------ Record extracts ------

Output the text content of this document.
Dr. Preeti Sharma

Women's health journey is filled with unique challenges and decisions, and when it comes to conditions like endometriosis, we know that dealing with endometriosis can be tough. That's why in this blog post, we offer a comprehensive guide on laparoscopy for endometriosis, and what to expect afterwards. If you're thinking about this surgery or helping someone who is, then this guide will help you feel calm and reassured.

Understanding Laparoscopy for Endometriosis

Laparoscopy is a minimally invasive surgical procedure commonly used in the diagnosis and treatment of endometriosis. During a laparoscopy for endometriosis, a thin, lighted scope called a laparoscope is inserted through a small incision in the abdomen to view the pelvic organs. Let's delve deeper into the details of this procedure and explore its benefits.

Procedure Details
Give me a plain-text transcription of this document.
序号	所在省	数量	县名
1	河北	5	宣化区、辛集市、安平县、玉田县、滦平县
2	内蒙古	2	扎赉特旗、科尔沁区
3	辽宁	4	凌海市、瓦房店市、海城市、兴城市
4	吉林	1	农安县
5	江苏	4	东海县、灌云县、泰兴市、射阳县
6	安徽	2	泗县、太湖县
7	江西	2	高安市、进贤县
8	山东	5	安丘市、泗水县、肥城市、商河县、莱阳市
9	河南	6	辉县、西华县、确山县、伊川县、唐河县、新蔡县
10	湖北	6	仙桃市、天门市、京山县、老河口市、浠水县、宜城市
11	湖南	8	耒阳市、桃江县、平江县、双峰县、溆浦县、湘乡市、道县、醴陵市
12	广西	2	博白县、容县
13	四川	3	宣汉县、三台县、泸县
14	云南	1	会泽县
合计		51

------

Exactly reproduce every line of the records.

Output the text content of this document.
Dr. Preeti Sharma

Women's health journey is filled with unique challenges and decisions, and when it comes to conditions like endometriosis, we know that dealing with endometriosis can be tough. That's why in this blog post, we offer a comprehensive guide on laparoscopy for endometriosis, and what to expect afterwards. If you're thinking about this surgery or helping someone who is, then this guide will help you feel calm and reassured.

Understanding Laparoscopy for Endometriosis

Laparoscopy is a minimally invasive surgical procedure commonly used in the diagnosis and treatment of endometriosis. During a laparoscopy for endometriosis, a thin, lighted scope called a laparoscope is inserted through a small incision in the abdomen to view the pelvic organs. Let's delve deeper into the details of this procedure and explore its benefits.

Procedure Details
Give me a plain-text transcription of this document.
序号	所在省	数量	县名
1	河北	5	宣化区、辛集市、安平县、玉田县、滦平县
2	内蒙古	2	扎赉特旗、科尔沁区
3	辽宁	4	凌海市、瓦房店市、海城市、兴城市
4	吉林	1	农安县
5	江苏	4	东海县、灌云县、泰兴市、射阳县
6	安徽	2	泗县、太湖县
7	江西	2	高安市、进贤县
8	山东	5	安丘市、泗水县、肥城市、商河县、莱阳市
9	河南	6	辉县、西华县、确山县、伊川县、唐河县、新蔡县
10	湖北	6	仙桃市、天门市、京山县、老河口市、浠水县、宜城市
11	湖南	8	耒阳市、桃江县、平江县、双峰县、溆浦县、湘乡市、道县、醴陵市
12	广西	2	博白县、容县
13	四川	3	宣汉县、三台县、泸县
14	云南	1	会泽县
合计		51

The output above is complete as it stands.